Instruction:
Check each line of the records for "Step"; collect those that have it.

== Working data

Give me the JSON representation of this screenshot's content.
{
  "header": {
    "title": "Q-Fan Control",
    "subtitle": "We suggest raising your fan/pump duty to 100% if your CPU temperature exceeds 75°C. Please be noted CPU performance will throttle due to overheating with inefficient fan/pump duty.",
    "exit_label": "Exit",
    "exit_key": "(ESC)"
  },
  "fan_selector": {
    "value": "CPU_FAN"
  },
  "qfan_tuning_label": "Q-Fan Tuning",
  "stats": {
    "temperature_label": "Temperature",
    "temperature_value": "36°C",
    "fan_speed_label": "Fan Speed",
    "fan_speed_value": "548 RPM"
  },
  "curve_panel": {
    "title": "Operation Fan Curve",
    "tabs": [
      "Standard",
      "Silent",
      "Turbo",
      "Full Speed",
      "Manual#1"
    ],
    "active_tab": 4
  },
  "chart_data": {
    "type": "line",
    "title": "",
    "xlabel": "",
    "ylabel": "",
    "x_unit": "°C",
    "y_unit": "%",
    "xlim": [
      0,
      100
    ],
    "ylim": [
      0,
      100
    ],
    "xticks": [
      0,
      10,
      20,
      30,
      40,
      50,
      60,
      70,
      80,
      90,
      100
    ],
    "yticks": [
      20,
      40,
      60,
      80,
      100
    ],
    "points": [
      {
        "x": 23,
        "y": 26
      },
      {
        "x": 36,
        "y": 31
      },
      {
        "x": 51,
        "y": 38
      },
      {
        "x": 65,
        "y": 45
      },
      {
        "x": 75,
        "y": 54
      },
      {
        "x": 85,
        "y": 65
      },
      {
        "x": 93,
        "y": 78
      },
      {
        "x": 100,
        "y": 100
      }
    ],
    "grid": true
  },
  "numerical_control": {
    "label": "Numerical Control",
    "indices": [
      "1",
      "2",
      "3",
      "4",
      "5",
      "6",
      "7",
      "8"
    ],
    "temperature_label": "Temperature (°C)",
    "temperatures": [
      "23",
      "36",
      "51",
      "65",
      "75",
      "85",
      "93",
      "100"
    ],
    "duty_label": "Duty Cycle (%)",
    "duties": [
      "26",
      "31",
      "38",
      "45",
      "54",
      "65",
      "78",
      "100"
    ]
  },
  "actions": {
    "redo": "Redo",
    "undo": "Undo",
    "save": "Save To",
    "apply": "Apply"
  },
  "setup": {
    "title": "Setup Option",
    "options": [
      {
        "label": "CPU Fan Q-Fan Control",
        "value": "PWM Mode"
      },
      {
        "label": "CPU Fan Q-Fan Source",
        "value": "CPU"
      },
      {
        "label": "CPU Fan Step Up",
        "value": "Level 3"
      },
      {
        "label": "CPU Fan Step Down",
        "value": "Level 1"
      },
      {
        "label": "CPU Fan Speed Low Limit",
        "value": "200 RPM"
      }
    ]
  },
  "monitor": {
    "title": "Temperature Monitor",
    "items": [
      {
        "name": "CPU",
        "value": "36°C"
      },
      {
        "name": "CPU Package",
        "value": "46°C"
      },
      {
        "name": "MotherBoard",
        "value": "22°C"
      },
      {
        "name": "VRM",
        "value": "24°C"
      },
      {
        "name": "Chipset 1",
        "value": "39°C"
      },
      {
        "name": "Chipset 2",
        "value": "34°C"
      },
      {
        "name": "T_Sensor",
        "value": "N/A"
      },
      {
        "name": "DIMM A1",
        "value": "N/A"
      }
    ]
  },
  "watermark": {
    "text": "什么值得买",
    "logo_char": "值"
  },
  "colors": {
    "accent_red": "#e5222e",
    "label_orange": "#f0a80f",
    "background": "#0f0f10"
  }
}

====

Task response:
        "label": "CPU Fan Step Up",
        "label": "CPU Fan Step Down",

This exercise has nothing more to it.